::: Material :::

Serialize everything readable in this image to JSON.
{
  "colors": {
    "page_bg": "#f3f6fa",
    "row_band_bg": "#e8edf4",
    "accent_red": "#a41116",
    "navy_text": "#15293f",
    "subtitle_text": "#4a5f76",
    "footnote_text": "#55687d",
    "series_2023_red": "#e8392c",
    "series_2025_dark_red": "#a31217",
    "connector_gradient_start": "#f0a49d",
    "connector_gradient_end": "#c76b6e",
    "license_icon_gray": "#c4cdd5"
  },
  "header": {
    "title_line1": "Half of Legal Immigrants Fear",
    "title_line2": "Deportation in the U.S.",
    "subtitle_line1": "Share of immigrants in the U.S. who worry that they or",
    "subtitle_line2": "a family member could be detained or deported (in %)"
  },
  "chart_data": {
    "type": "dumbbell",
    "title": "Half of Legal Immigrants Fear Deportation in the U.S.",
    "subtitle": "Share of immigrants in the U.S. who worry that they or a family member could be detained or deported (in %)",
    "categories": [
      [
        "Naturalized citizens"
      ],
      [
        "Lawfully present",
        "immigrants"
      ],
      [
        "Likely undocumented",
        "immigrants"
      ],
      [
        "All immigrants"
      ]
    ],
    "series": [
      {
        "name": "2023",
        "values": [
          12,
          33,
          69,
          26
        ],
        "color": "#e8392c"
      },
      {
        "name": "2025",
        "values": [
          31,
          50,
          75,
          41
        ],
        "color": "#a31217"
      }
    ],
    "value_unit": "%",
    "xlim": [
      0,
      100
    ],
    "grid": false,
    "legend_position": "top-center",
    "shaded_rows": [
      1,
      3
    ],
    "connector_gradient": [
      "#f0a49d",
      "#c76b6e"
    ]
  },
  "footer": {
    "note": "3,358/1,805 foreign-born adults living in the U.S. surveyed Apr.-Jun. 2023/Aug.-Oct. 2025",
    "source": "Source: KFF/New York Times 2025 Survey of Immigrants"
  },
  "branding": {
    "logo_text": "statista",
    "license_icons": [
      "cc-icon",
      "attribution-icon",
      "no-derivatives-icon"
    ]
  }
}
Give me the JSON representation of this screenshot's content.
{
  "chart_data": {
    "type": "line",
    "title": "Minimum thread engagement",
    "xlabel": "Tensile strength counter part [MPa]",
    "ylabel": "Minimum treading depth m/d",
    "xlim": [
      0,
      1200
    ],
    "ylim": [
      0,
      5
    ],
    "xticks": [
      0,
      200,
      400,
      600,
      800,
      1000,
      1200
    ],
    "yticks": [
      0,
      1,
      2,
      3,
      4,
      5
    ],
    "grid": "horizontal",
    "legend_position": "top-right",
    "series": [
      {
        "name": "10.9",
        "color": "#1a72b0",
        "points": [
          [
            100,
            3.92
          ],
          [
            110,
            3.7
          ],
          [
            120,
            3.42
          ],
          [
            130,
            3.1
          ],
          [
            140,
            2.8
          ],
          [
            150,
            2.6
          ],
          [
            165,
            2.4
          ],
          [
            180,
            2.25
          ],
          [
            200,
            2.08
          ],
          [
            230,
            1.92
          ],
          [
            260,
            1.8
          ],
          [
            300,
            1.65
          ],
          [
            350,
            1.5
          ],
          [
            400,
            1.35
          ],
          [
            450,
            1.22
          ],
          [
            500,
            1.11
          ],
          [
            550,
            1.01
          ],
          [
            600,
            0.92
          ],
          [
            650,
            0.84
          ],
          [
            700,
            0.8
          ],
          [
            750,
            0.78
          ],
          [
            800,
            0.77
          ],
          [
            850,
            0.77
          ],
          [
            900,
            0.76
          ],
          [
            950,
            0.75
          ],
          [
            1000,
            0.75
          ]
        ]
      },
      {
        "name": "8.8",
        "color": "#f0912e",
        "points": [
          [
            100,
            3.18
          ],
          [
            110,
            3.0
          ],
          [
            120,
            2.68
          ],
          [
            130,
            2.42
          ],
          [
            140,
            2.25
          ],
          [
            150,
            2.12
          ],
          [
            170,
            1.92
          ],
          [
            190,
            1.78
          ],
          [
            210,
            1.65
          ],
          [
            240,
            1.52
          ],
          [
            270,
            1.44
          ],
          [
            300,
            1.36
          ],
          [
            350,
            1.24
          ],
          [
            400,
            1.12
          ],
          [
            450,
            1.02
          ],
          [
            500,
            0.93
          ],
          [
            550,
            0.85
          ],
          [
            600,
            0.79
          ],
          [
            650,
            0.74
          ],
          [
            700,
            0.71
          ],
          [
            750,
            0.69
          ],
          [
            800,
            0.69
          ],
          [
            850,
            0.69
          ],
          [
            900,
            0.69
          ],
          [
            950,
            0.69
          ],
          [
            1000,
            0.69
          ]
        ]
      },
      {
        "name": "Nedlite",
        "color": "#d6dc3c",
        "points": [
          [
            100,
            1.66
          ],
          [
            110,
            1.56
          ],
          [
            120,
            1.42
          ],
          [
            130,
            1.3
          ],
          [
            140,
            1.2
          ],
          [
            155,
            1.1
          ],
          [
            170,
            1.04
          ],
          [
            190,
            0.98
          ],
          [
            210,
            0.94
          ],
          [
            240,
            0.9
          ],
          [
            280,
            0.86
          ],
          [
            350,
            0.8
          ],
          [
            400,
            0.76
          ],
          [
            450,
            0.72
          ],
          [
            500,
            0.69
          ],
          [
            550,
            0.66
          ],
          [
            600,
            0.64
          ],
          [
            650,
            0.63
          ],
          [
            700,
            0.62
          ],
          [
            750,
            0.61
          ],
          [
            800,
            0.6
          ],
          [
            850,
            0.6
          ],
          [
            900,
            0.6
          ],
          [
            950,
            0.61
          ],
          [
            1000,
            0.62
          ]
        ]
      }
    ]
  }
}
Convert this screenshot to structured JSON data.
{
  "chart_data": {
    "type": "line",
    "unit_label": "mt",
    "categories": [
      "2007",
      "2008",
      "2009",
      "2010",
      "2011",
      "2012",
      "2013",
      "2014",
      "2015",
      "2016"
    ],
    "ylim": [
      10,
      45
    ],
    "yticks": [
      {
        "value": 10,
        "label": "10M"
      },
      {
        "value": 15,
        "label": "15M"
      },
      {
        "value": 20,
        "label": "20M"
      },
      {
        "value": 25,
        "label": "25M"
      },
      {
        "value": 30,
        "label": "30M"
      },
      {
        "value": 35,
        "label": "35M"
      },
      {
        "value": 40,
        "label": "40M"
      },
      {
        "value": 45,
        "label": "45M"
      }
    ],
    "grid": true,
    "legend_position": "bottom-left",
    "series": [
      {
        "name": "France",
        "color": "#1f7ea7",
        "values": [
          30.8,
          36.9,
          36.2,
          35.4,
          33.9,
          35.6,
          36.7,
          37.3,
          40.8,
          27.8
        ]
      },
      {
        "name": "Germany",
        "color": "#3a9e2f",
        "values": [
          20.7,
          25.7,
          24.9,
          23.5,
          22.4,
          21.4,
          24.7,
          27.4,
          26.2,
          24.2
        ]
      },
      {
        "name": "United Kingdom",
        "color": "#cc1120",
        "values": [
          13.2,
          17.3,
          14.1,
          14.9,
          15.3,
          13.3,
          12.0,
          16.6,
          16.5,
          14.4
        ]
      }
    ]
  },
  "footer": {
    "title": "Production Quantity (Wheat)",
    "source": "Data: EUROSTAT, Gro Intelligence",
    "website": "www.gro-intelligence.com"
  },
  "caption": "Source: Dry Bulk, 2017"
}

:::

(What is being asked) Please quote every record above exactly as it appears.

(Expected answer)
Serialize everything readable in this image to JSON.
{
  "colors": {
    "page_bg": "#f3f6fa",
    "row_band_bg": "#e8edf4",
    "accent_red": "#a41116",
    "navy_text": "#15293f",
    "subtitle_text": "#4a5f76",
    "footnote_text": "#55687d",
    "series_2023_red": "#e8392c",
    "series_2025_dark_red": "#a31217",
    "connector_gradient_start": "#f0a49d",
    "connector_gradient_end": "#c76b6e",
    "license_icon_gray": "#c4cdd5"
  },
  "header": {
    "title_line1": "Half of Legal Immigrants Fear",
    "title_line2": "Deportation in the U.S.",
    "subtitle_line1": "Share of immigrants in the U.S. who worry that they or",
    "subtitle_line2": "a family member could be detained or deported (in %)"
  },
  "chart_data": {
    "type": "dumbbell",
    "title": "Half of Legal Immigrants Fear Deportation in the U.S.",
    "subtitle": "Share of immigrants in the U.S. who worry that they or a family member could be detained or deported (in %)",
    "categories": [
      [
        "Naturalized citizens"
      ],
      [
        "Lawfully present",
        "immigrants"
      ],
      [
        "Likely undocumented",
        "immigrants"
      ],
      [
        "All immigrants"
      ]
    ],
    "series": [
      {
        "name": "2023",
        "values": [
          12,
          33,
          69,
          26
        ],
        "color": "#e8392c"
      },
      {
        "name": "2025",
        "values": [
          31,
          50,
          75,
          41
        ],
        "color": "#a31217"
      }
    ],
    "value_unit": "%",
    "xlim": [
      0,
      100
    ],
    "grid": false,
    "legend_position": "top-center",
    "shaded_rows": [
      1,
      3
    ],
    "connector_gradient": [
      "#f0a49d",
      "#c76b6e"
    ]
  },
  "footer": {
    "note": "3,358/1,805 foreign-born adults living in the U.S. surveyed Apr.-Jun. 2023/Aug.-Oct. 2025",
    "source": "Source: KFF/New York Times 2025 Survey of Immigrants"
  },
  "branding": {
    "logo_text": "statista",
    "license_icons": [
      "cc-icon",
      "attribution-icon",
      "no-derivatives-icon"
    ]
  }
}
Give me the JSON representation of this screenshot's content.
{
  "chart_data": {
    "type": "line",
    "title": "Minimum thread engagement",
    "xlabel": "Tensile strength counter part [MPa]",
    "ylabel": "Minimum treading depth m/d",
    "xlim": [
      0,
      1200
    ],
    "ylim": [
      0,
      5
    ],
    "xticks": [
      0,
      200,
      400,
      600,
      800,
      1000,
      1200
    ],
    "yticks": [
      0,
      1,
      2,
      3,
      4,
      5
    ],
    "grid": "horizontal",
    "legend_position": "top-right",
    "series": [
      {
        "name": "10.9",
        "color": "#1a72b0",
        "points": [
          [
            100,
            3.92
          ],
          [
            110,
            3.7
          ],
          [
            120,
            3.42
          ],
          [
            130,
            3.1
          ],
          [
            140,
            2.8
          ],
          [
            150,
            2.6
          ],
          [
            165,
            2.4
          ],
          [
            180,
            2.25
          ],
          [
            200,
            2.08
          ],
          [
            230,
            1.92
          ],
          [
            260,
            1.8
          ],
          [
            300,
            1.65
          ],
          [
            350,
            1.5
          ],
          [
            400,
            1.35
          ],
          [
            450,
            1.22
          ],
          [
            500,
            1.11
          ],
          [
            550,
            1.01
          ],
          [
            600,
            0.92
          ],
          [
            650,
            0.84
          ],
          [
            700,
            0.8
          ],
          [
            750,
            0.78
          ],
          [
            800,
            0.77
          ],
          [
            850,
            0.77
          ],
          [
            900,
            0.76
          ],
          [
            950,
            0.75
          ],
          [
            1000,
            0.75
          ]
        ]
      },
      {
        "name": "8.8",
        "color": "#f0912e",
        "points": [
          [
            100,
            3.18
          ],
          [
            110,
            3.0
          ],
          [
            120,
            2.68
          ],
          [
            130,
            2.42
          ],
          [
            140,
            2.25
          ],
          [
            150,
            2.12
          ],
          [
            170,
            1.92
          ],
          [
            190,
            1.78
          ],
          [
            210,
            1.65
          ],
          [
            240,
            1.52
          ],
          [
            270,
            1.44
          ],
          [
            300,
            1.36
          ],
          [
            350,
            1.24
          ],
          [
            400,
            1.12
          ],
          [
            450,
            1.02
          ],
          [
            500,
            0.93
          ],
          [
            550,
            0.85
          ],
          [
            600,
            0.79
          ],
          [
            650,
            0.74
          ],
          [
            700,
            0.71
          ],
          [
            750,
            0.69
          ],
          [
            800,
            0.69
          ],
          [
            850,
            0.69
          ],
          [
            900,
            0.69
          ],
          [
            950,
            0.69
          ],
          [
            1000,
            0.69
          ]
        ]
      },
      {
        "name": "Nedlite",
        "color": "#d6dc3c",
        "points": [
          [
            100,
            1.66
          ],
          [
            110,
            1.56
          ],
          [
            120,
            1.42
          ],
          [
            130,
            1.3
          ],
          [
            140,
            1.2
          ],
          [
            155,
            1.1
          ],
          [
            170,
            1.04
          ],
          [
            190,
            0.98
          ],
          [
            210,
            0.94
          ],
          [
            240,
            0.9
          ],
          [
            280,
            0.86
          ],
          [
            350,
            0.8
          ],
          [
            400,
            0.76
          ],
          [
            450,
            0.72
          ],
          [
            500,
            0.69
          ],
          [
            550,
            0.66
          ],
          [
            600,
            0.64
          ],
          [
            650,
            0.63
          ],
          [
            700,
            0.62
          ],
          [
            750,
            0.61
          ],
          [
            800,
            0.6
          ],
          [
            850,
            0.6
          ],
          [
            900,
            0.6
          ],
          [
            950,
            0.61
          ],
          [
            1000,
            0.62
          ]
        ]
      }
    ]
  }
}
Convert this screenshot to structured JSON data.
{
  "chart_data": {
    "type": "line",
    "unit_label": "mt",
    "categories": [
      "2007",
      "2008",
      "2009",
      "2010",
      "2011",
      "2012",
      "2013",
      "2014",
      "2015",
      "2016"
    ],
    "ylim": [
      10,
      45
    ],
    "yticks": [
      {
        "value": 10,
        "label": "10M"
      },
      {
        "value": 15,
        "label": "15M"
      },
      {
        "value": 20,
        "label": "20M"
      },
      {
        "value": 25,
        "label": "25M"
      },
      {
        "value": 30,
        "label": "30M"
      },
      {
        "value": 35,
        "label": "35M"
      },
      {
        "value": 40,
        "label": "40M"
      },
      {
        "value": 45,
        "label": "45M"
      }
    ],
    "grid": true,
    "legend_position": "bottom-left",
    "series": [
      {
        "name": "France",
        "color": "#1f7ea7",
        "values": [
          30.8,
          36.9,
          36.2,
          35.4,
          33.9,
          35.6,
          36.7,
          37.3,
          40.8,
          27.8
        ]
      },
      {
        "name": "Germany",
        "color": "#3a9e2f",
        "values": [
          20.7,
          25.7,
          24.9,
          23.5,
          22.4,
          21.4,
          24.7,
          27.4,
          26.2,
          24.2
        ]
      },
      {
        "name": "United Kingdom",
        "color": "#cc1120",
        "values": [
          13.2,
          17.3,
          14.1,
          14.9,
          15.3,
          13.3,
          12.0,
          16.6,
          16.5,
          14.4
        ]
      }
    ]
  },
  "footer": {
    "title": "Production Quantity (Wheat)",
    "source": "Data: EUROSTAT, Gro Intelligence",
    "website": "www.gro-intelligence.com"
  },
  "caption": "Source: Dry Bulk, 2017"
}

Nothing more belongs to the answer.